- THE EXERCISE:
Pick out each line with the word "центров" from the material that follows.

- MATERIAL TO PROCESS:
--- Begin ---
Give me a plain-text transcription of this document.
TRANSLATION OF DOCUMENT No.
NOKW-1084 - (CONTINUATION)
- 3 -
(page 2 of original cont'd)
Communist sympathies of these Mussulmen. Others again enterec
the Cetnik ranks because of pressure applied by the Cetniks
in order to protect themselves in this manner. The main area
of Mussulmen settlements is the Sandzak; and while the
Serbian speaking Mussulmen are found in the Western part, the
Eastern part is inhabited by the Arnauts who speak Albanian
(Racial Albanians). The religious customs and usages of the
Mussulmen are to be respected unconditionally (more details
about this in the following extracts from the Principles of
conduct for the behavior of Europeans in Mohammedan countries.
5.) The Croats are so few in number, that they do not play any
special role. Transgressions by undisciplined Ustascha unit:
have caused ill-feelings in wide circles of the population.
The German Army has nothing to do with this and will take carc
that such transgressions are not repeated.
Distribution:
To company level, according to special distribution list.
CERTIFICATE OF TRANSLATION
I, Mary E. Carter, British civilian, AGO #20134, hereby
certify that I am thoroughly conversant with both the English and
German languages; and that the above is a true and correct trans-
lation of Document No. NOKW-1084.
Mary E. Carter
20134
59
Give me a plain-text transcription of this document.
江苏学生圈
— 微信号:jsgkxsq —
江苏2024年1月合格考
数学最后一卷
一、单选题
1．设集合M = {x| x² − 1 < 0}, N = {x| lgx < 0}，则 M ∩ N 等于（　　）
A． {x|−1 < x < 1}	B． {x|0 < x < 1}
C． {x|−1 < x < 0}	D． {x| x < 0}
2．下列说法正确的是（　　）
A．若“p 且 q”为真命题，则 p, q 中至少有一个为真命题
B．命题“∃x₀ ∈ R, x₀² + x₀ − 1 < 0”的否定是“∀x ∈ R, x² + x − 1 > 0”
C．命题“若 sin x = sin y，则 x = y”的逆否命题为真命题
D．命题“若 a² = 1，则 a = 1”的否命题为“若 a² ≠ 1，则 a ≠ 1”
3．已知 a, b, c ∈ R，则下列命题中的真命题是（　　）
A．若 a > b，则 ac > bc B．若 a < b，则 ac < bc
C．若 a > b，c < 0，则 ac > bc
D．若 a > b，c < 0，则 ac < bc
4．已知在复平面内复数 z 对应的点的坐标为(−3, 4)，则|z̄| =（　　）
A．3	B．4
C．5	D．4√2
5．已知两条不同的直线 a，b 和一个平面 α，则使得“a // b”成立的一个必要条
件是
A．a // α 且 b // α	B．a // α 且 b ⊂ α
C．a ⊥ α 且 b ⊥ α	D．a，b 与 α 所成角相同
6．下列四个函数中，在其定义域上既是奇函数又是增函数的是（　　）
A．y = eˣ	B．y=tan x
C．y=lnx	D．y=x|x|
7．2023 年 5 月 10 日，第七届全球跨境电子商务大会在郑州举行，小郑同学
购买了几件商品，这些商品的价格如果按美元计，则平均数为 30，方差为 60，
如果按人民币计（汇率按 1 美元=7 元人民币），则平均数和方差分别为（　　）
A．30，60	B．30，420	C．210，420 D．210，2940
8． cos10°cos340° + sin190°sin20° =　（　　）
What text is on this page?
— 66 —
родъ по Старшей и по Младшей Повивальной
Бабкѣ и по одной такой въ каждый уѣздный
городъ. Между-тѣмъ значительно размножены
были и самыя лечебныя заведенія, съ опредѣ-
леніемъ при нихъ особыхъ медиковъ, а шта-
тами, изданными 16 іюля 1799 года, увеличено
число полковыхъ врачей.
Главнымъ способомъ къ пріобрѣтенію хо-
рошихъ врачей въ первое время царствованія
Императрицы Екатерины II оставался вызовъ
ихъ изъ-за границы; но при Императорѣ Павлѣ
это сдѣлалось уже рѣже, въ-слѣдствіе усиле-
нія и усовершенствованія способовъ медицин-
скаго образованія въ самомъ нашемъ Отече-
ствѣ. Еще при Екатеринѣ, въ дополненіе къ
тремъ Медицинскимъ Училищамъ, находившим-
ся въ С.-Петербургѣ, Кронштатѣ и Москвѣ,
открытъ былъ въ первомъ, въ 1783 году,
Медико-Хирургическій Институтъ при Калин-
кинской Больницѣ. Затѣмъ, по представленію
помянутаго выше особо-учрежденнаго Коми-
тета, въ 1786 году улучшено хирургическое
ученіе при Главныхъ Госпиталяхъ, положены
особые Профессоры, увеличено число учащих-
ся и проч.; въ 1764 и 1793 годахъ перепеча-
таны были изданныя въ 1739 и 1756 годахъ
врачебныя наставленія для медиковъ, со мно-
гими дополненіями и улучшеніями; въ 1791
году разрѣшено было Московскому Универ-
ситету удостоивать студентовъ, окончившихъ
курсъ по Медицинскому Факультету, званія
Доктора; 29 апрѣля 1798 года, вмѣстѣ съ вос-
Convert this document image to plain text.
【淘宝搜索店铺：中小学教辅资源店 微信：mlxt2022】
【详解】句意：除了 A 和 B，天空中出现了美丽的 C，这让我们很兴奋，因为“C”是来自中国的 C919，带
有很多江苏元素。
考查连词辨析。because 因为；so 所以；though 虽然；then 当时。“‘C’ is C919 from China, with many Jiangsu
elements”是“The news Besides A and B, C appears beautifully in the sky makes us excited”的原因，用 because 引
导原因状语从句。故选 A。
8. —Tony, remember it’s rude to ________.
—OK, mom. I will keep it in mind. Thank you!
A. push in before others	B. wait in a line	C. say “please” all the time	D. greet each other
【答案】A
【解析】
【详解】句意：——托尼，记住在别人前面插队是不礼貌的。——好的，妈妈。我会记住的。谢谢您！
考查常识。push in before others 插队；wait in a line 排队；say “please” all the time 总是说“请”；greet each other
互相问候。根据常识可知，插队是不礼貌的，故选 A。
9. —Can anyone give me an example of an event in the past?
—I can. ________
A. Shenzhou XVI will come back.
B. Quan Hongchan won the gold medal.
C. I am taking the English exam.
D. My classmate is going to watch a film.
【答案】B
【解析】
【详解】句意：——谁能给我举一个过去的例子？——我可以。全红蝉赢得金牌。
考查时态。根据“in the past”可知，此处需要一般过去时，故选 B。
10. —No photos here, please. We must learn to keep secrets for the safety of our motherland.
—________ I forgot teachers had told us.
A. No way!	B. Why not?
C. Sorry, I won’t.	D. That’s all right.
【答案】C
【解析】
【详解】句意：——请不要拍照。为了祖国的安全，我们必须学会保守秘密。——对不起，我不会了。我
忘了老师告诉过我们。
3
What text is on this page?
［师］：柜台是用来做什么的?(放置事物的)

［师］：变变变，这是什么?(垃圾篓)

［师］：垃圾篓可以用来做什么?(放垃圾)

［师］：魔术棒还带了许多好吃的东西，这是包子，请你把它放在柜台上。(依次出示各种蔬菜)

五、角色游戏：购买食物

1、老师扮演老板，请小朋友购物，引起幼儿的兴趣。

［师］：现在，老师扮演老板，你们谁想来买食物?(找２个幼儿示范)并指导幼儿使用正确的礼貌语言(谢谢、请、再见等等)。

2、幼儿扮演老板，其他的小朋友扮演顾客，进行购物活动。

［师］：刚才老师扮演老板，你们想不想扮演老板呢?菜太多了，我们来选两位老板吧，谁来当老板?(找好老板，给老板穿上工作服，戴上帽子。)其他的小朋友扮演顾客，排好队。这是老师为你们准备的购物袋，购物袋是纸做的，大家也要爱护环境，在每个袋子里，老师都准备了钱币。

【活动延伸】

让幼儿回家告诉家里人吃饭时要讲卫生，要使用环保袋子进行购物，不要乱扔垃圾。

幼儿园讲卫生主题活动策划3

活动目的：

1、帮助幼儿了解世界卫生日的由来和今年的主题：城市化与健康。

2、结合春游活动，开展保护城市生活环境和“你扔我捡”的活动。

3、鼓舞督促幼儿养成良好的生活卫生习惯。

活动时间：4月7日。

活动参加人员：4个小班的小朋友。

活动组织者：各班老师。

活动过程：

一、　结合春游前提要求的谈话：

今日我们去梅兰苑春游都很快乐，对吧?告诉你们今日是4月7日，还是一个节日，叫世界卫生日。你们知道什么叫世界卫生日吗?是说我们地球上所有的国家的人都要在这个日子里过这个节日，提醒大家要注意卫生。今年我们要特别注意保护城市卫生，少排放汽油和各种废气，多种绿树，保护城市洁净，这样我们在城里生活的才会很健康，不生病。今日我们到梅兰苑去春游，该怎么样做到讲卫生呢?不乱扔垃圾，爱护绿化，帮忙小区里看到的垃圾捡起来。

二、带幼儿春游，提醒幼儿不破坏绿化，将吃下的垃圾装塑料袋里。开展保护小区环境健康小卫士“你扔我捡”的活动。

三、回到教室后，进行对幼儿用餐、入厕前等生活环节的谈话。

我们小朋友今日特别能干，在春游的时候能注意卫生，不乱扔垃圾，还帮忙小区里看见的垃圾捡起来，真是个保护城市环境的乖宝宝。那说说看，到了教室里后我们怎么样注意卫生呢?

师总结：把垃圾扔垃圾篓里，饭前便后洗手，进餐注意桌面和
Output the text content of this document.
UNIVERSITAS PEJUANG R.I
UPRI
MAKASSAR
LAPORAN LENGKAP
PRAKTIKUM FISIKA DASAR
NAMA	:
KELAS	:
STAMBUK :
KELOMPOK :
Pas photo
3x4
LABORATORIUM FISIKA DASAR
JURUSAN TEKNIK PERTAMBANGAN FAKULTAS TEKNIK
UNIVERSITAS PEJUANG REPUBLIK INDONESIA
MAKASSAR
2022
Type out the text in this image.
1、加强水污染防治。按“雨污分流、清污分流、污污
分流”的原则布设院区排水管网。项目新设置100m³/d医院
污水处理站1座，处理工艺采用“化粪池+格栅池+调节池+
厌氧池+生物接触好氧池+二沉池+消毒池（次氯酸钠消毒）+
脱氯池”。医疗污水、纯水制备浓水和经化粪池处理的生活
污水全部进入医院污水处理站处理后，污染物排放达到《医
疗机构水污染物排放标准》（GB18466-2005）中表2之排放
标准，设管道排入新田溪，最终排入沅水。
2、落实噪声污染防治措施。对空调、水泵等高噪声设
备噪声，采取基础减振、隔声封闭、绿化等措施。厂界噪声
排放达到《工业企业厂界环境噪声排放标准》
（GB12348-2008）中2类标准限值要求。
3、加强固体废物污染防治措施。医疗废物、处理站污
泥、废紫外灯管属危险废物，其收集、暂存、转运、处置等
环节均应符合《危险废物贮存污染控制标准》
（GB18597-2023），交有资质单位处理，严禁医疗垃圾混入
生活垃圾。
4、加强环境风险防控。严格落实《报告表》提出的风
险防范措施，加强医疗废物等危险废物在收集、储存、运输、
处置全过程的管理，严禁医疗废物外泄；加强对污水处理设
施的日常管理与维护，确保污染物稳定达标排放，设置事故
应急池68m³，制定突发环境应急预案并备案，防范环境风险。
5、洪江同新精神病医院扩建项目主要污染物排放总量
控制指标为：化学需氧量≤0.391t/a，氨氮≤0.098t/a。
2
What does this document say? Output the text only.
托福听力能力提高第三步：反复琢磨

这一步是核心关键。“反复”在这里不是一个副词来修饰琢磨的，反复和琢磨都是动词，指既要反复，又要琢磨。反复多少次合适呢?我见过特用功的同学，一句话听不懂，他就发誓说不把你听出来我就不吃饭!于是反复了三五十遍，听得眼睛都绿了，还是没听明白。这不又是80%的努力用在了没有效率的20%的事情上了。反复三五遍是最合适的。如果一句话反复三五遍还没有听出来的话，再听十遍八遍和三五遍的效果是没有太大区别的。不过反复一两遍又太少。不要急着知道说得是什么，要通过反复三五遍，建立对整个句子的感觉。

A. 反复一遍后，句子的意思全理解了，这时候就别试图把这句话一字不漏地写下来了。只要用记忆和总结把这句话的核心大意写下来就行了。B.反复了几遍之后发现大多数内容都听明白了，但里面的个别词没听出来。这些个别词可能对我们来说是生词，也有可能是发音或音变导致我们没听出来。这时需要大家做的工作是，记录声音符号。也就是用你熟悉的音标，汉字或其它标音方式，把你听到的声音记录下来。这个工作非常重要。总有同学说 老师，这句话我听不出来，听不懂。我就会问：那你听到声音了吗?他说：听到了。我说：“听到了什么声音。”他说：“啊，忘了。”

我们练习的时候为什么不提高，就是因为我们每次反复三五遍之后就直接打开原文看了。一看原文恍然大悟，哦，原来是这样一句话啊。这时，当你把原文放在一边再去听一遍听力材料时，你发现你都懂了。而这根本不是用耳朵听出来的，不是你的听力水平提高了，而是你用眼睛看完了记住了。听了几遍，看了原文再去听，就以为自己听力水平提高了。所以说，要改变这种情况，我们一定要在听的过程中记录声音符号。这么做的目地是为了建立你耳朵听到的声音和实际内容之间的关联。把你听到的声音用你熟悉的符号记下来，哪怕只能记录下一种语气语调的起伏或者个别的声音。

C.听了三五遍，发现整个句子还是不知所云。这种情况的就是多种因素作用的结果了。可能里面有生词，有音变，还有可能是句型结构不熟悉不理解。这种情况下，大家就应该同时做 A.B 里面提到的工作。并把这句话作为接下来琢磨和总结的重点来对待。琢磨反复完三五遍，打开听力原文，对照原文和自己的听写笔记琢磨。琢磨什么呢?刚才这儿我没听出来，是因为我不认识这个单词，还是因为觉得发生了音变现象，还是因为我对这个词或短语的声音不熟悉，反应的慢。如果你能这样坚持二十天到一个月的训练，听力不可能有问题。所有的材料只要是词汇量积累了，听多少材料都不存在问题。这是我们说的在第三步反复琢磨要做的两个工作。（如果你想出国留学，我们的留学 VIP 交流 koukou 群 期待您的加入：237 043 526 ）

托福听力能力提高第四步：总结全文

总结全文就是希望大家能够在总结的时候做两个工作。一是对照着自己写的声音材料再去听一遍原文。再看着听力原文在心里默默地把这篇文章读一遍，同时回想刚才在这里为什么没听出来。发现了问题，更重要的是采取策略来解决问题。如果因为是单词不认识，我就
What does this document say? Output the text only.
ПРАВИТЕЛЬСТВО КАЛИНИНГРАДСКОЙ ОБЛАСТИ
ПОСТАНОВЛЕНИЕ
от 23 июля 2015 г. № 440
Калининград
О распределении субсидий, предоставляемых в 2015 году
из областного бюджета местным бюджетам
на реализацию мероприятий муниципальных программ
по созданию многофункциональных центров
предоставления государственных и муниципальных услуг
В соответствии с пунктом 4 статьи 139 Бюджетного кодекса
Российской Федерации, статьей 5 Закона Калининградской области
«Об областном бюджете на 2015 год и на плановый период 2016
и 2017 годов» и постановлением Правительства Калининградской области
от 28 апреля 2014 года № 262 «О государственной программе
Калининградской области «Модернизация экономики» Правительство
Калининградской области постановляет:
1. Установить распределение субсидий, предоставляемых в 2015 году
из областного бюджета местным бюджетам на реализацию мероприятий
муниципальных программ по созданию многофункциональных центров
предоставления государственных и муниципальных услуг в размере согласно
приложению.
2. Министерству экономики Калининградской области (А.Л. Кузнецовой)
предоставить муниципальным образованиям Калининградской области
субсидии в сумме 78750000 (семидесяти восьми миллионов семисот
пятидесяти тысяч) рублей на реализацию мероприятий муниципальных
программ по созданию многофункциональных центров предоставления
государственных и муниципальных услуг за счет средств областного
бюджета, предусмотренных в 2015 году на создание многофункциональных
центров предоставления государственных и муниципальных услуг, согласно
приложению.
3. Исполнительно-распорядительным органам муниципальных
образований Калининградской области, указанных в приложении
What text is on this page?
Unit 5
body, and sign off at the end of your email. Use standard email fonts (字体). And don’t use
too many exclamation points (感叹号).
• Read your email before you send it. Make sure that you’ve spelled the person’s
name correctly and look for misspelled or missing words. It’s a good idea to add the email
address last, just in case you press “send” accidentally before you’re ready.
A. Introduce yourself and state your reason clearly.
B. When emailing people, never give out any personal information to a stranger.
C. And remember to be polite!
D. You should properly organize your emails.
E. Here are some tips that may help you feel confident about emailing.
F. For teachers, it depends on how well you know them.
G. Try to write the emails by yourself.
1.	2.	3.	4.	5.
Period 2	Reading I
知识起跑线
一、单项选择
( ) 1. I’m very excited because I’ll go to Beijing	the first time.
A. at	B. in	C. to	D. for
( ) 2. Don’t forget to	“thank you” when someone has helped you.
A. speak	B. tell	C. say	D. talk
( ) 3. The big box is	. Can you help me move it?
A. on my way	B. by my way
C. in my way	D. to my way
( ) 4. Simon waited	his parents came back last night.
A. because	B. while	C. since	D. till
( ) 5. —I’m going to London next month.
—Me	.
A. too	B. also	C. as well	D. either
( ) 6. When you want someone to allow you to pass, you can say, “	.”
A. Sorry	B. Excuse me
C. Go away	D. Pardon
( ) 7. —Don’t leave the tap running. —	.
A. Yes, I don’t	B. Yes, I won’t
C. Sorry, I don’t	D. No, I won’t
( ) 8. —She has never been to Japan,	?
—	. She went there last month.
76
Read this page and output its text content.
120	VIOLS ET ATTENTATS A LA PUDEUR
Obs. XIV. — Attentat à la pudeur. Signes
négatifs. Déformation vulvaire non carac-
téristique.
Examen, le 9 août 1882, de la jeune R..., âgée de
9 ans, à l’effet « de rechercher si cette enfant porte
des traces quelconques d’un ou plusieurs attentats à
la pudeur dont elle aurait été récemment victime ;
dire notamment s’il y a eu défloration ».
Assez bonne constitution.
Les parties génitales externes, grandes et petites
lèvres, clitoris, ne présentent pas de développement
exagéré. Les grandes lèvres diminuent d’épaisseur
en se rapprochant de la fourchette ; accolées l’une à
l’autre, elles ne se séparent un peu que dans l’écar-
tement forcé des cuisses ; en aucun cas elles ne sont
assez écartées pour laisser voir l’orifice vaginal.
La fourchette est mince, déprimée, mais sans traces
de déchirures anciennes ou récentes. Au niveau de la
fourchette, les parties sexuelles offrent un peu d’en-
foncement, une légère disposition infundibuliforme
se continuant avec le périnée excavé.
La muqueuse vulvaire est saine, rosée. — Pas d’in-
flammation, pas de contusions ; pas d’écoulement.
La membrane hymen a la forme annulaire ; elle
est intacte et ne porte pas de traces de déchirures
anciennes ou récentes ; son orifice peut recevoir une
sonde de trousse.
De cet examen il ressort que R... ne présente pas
--- End ---
- OUTPUT:
по созданию многофункциональных центров
муниципальных программ по созданию многофункциональных центров
программ по созданию многофункциональных центров предоставления
центров предоставления государственных и муниципальных услуг, согласно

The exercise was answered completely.